Stated task :: Count the lines below that contain the string "swatch", with case significant, and give only that number.

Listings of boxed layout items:
-.-.-
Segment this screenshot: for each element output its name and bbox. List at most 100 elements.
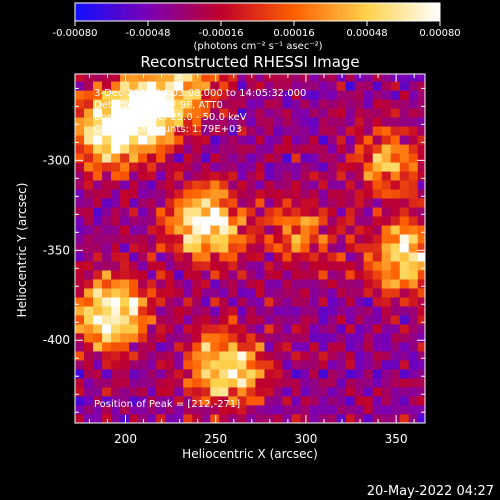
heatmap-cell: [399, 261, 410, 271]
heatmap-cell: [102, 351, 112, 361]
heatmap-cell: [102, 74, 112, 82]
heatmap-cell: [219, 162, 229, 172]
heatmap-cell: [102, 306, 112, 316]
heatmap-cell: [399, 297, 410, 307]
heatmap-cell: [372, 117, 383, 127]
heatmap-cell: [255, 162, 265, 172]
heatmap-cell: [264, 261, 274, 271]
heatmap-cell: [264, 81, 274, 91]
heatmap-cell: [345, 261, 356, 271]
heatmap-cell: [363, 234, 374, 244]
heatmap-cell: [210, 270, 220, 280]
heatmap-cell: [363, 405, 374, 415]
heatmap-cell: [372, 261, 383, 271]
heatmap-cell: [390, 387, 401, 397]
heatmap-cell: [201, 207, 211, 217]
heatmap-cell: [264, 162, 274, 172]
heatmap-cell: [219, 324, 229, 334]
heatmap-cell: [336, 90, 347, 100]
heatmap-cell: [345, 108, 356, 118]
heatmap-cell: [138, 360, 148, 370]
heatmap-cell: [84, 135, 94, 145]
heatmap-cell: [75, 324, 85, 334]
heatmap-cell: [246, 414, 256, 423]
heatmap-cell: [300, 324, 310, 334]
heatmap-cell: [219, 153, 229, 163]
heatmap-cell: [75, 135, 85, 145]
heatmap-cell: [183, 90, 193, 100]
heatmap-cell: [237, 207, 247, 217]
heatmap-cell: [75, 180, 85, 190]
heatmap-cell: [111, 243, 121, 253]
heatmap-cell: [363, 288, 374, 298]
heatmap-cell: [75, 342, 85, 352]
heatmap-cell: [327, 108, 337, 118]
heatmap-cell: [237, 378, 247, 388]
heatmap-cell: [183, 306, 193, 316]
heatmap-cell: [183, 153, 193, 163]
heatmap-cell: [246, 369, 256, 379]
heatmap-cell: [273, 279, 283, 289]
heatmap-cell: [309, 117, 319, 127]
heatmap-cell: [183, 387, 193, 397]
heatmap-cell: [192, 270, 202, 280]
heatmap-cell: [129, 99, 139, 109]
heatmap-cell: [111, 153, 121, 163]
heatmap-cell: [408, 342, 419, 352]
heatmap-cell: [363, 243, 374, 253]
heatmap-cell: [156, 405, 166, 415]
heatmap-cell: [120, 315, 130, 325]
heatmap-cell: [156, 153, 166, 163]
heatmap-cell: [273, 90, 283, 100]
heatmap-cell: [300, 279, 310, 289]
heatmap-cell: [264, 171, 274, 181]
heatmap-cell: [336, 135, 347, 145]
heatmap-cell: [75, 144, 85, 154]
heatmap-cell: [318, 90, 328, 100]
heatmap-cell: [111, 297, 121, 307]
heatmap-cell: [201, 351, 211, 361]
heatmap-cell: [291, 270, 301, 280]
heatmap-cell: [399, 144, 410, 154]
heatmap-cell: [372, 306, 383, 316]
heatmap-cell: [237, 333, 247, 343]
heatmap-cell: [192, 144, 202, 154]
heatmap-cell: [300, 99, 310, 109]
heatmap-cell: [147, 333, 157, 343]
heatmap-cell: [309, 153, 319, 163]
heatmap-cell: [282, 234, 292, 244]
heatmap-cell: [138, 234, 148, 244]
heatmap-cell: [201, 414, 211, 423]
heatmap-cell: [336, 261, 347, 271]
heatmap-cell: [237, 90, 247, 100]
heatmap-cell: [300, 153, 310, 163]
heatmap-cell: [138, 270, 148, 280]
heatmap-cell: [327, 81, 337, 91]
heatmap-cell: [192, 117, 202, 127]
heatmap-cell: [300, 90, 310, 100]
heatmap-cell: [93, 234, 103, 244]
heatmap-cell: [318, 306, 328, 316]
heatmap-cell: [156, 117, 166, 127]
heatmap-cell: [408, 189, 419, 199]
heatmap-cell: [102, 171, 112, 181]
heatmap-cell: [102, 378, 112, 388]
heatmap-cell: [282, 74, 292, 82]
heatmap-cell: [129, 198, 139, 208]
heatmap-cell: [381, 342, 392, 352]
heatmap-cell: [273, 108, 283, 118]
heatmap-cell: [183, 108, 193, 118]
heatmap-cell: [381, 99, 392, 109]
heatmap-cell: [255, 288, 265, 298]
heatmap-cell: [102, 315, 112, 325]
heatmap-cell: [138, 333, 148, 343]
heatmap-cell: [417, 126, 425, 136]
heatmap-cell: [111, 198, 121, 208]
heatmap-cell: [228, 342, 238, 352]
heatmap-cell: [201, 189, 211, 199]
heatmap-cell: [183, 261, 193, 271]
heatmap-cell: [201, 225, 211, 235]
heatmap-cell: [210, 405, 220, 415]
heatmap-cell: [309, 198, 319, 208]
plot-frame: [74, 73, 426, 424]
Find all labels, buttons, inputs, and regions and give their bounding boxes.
-.-.-
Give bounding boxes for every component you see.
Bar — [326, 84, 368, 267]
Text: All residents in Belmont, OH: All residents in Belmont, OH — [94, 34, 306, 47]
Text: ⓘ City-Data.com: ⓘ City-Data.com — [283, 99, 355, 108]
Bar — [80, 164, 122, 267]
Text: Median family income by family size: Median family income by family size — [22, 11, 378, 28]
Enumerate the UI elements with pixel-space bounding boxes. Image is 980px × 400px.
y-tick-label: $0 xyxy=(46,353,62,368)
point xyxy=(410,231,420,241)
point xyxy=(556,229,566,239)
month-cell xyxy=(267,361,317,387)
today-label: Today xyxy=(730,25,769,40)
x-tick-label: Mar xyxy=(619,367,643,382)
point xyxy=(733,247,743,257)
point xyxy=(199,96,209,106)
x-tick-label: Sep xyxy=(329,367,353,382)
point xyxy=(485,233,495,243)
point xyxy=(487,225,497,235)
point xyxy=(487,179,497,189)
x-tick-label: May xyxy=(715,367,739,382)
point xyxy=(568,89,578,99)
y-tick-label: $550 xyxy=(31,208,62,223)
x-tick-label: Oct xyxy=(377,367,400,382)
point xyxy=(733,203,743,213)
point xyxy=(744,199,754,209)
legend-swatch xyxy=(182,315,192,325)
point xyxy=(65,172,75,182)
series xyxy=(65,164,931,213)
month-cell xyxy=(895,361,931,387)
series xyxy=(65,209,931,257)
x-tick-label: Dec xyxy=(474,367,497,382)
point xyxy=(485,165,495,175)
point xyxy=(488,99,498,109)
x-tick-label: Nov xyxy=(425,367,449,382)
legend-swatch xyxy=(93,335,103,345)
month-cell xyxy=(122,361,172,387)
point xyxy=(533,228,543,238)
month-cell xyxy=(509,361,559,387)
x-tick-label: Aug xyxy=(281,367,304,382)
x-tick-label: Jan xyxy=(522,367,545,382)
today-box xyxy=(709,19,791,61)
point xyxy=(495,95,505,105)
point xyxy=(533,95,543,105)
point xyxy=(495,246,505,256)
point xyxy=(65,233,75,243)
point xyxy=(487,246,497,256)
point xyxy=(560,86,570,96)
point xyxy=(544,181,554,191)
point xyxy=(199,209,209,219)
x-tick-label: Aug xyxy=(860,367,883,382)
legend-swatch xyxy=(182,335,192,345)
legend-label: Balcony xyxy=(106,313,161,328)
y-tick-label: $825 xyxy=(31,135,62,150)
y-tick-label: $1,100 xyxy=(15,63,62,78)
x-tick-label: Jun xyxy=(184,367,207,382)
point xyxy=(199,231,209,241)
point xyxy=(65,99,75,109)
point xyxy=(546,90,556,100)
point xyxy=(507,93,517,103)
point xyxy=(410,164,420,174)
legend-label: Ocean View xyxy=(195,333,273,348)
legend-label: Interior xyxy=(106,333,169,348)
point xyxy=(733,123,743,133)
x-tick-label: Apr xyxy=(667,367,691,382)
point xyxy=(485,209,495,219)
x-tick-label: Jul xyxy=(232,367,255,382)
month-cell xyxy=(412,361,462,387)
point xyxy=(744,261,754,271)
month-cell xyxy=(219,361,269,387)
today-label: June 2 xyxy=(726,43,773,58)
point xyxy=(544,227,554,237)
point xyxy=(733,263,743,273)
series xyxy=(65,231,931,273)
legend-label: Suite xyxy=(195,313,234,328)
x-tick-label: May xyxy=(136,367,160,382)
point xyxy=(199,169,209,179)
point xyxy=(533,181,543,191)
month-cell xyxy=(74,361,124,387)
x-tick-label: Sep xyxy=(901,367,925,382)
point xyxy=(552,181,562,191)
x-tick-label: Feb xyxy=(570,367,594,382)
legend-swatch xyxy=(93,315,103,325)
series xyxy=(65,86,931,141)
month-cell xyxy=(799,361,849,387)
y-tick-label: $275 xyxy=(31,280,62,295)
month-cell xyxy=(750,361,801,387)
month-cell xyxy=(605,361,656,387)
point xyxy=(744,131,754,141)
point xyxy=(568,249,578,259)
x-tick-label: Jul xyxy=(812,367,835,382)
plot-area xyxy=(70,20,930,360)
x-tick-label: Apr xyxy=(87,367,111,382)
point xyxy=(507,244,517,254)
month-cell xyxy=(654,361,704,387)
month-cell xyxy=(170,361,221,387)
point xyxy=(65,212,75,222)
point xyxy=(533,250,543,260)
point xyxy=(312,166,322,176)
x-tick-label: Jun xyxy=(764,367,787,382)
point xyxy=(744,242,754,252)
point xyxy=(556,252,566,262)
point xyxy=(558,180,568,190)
-.-.-
Written response :: 4